▼
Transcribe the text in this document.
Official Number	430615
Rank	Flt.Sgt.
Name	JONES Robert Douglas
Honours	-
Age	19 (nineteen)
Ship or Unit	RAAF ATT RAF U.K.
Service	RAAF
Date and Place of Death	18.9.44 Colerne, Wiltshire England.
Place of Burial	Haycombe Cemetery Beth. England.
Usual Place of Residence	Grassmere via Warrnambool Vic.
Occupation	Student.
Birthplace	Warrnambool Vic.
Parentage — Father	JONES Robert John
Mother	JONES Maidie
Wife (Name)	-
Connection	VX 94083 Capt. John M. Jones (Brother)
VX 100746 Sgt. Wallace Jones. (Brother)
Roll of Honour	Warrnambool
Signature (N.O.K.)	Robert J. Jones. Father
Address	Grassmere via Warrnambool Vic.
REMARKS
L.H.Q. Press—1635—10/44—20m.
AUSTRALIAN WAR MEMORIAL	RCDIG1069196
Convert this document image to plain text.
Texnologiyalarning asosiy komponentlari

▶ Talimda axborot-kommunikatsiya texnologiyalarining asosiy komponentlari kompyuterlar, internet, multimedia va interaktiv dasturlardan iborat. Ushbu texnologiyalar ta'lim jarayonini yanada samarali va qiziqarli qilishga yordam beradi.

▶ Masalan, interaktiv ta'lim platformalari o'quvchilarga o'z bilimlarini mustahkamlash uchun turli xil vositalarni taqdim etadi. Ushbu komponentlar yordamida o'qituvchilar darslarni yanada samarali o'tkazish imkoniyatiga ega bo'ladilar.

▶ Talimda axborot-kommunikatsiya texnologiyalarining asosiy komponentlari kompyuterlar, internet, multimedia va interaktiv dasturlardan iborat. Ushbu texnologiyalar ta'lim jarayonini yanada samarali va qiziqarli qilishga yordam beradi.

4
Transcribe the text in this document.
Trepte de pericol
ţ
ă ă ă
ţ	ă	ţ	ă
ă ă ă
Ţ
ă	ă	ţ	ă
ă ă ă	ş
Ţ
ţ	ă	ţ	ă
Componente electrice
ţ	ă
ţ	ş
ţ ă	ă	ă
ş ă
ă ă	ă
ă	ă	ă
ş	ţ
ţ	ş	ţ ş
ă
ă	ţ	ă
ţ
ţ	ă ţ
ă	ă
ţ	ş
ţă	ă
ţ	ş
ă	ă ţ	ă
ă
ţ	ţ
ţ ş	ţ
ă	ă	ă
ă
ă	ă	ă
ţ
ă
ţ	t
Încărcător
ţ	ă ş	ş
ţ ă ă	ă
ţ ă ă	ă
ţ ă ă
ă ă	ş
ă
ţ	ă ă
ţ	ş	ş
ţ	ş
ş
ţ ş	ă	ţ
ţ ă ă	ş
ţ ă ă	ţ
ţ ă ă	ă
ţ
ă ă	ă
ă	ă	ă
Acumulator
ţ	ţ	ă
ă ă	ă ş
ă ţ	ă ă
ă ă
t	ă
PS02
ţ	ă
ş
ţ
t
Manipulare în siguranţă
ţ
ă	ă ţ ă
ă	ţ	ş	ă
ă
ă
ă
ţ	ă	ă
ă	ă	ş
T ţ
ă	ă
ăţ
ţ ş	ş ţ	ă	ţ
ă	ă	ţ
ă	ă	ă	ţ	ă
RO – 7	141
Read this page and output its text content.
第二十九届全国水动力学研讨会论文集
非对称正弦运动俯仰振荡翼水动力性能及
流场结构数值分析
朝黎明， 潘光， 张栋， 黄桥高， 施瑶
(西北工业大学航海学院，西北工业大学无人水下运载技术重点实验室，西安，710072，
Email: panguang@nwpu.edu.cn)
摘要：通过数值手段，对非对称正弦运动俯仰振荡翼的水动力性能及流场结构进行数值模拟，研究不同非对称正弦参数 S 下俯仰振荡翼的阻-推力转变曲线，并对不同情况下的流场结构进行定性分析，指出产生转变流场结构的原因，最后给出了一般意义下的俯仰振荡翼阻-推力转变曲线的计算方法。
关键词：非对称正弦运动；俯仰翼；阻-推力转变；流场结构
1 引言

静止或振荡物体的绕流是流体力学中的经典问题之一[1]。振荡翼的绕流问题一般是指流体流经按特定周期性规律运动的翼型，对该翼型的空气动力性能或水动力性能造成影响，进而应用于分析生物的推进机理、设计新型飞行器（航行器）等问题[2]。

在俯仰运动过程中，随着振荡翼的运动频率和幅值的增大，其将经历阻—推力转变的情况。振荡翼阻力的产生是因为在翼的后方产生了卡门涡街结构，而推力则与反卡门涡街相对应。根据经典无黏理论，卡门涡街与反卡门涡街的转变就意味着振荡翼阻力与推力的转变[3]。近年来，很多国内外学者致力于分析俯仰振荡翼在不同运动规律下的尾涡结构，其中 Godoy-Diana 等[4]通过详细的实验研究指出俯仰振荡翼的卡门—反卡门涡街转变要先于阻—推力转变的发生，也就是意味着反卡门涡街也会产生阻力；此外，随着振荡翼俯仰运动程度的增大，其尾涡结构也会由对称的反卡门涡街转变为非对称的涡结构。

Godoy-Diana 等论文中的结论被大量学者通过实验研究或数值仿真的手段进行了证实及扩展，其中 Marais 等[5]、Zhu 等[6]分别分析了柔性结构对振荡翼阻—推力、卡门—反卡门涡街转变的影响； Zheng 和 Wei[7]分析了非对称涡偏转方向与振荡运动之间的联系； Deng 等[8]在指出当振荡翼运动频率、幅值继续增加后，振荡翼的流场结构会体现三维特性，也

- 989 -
▲
**WHAT YOU ARE ASKED TO DO**
Above are the records; retype them all without a single difference.

**FINISHED ANSWER**
Transcribe the text in this document.
Official Number	430615
Rank	Flt.Sgt.
Name	JONES Robert Douglas
Honours	-
Age	19 (nineteen)
Ship or Unit	RAAF ATT RAF U.K.
Service	RAAF
Date and Place of Death	18.9.44 Colerne, Wiltshire England.
Place of Burial	Haycombe Cemetery Beth. England.
Usual Place of Residence	Grassmere via Warrnambool Vic.
Occupation	Student.
Birthplace	Warrnambool Vic.
Parentage — Father	JONES Robert John
Mother	JONES Maidie
Wife (Name)	-
Connection	VX 94083 Capt. John M. Jones (Brother)
VX 100746 Sgt. Wallace Jones. (Brother)
Roll of Honour	Warrnambool
Signature (N.O.K.)	Robert J. Jones. Father
Address	Grassmere via Warrnambool Vic.
REMARKS
L.H.Q. Press—1635—10/44—20m.
AUSTRALIAN WAR MEMORIAL	RCDIG1069196
Convert this document image to plain text.
Texnologiyalarning asosiy komponentlari

▶ Talimda axborot-kommunikatsiya texnologiyalarining asosiy komponentlari kompyuterlar, internet, multimedia va interaktiv dasturlardan iborat. Ushbu texnologiyalar ta'lim jarayonini yanada samarali va qiziqarli qilishga yordam beradi.

▶ Masalan, interaktiv ta'lim platformalari o'quvchilarga o'z bilimlarini mustahkamlash uchun turli xil vositalarni taqdim etadi. Ushbu komponentlar yordamida o'qituvchilar darslarni yanada samarali o'tkazish imkoniyatiga ega bo'ladilar.

▶ Talimda axborot-kommunikatsiya texnologiyalarining asosiy komponentlari kompyuterlar, internet, multimedia va interaktiv dasturlardan iborat. Ushbu texnologiyalar ta'lim jarayonini yanada samarali va qiziqarli qilishga yordam beradi.

4
Transcribe the text in this document.
Trepte de pericol
ţ
ă ă ă
ţ	ă	ţ	ă
ă ă ă
Ţ
ă	ă	ţ	ă
ă ă ă	ş
Ţ
ţ	ă	ţ	ă
Componente electrice
ţ	ă
ţ	ş
ţ ă	ă	ă
ş ă
ă ă	ă
ă	ă	ă
ş	ţ
ţ	ş	ţ ş
ă
ă	ţ	ă
ţ
ţ	ă ţ
ă	ă
ţ	ş
ţă	ă
ţ	ş
ă	ă ţ	ă
ă
ţ	ţ
ţ ş	ţ
ă	ă	ă
ă
ă	ă	ă
ţ
ă
ţ	t
Încărcător
ţ	ă ş	ş
ţ ă ă	ă
ţ ă ă	ă
ţ ă ă
ă ă	ş
ă
ţ	ă ă
ţ	ş	ş
ţ	ş
ş
ţ ş	ă	ţ
ţ ă ă	ş
ţ ă ă	ţ
ţ ă ă	ă
ţ
ă ă	ă
ă	ă	ă
Acumulator
ţ	ţ	ă
ă ă	ă ş
ă ţ	ă ă
ă ă
t	ă
PS02
ţ	ă
ş
ţ
t
Manipulare în siguranţă
ţ
ă	ă ţ ă
ă	ţ	ş	ă
ă
ă
ă
ţ	ă	ă
ă	ă	ş
T ţ
ă	ă
ăţ
ţ ş	ş ţ	ă	ţ
ă	ă	ţ
ă	ă	ă	ţ	ă
RO – 7	141
Read this page and output its text content.
第二十九届全国水动力学研讨会论文集
非对称正弦运动俯仰振荡翼水动力性能及
流场结构数值分析
朝黎明， 潘光， 张栋， 黄桥高， 施瑶
(西北工业大学航海学院，西北工业大学无人水下运载技术重点实验室，西安，710072，
Email: panguang@nwpu.edu.cn)
摘要：通过数值手段，对非对称正弦运动俯仰振荡翼的水动力性能及流场结构进行数值模拟，研究不同非对称正弦参数 S 下俯仰振荡翼的阻-推力转变曲线，并对不同情况下的流场结构进行定性分析，指出产生转变流场结构的原因，最后给出了一般意义下的俯仰振荡翼阻-推力转变曲线的计算方法。
关键词：非对称正弦运动；俯仰翼；阻-推力转变；流场结构
1 引言

静止或振荡物体的绕流是流体力学中的经典问题之一[1]。振荡翼的绕流问题一般是指流体流经按特定周期性规律运动的翼型，对该翼型的空气动力性能或水动力性能造成影响，进而应用于分析生物的推进机理、设计新型飞行器（航行器）等问题[2]。

在俯仰运动过程中，随着振荡翼的运动频率和幅值的增大，其将经历阻—推力转变的情况。振荡翼阻力的产生是因为在翼的后方产生了卡门涡街结构，而推力则与反卡门涡街相对应。根据经典无黏理论，卡门涡街与反卡门涡街的转变就意味着振荡翼阻力与推力的转变[3]。近年来，很多国内外学者致力于分析俯仰振荡翼在不同运动规律下的尾涡结构，其中 Godoy-Diana 等[4]通过详细的实验研究指出俯仰振荡翼的卡门—反卡门涡街转变要先于阻—推力转变的发生，也就是意味着反卡门涡街也会产生阻力；此外，随着振荡翼俯仰运动程度的增大，其尾涡结构也会由对称的反卡门涡街转变为非对称的涡结构。

Godoy-Diana 等论文中的结论被大量学者通过实验研究或数值仿真的手段进行了证实及扩展，其中 Marais 等[5]、Zhu 等[6]分别分析了柔性结构对振荡翼阻—推力、卡门—反卡门涡街转变的影响； Zheng 和 Wei[7]分析了非对称涡偏转方向与振荡运动之间的联系； Deng 等[8]在指出当振荡翼运动频率、幅值继续增加后，振荡翼的流场结构会体现三维特性，也

- 989 -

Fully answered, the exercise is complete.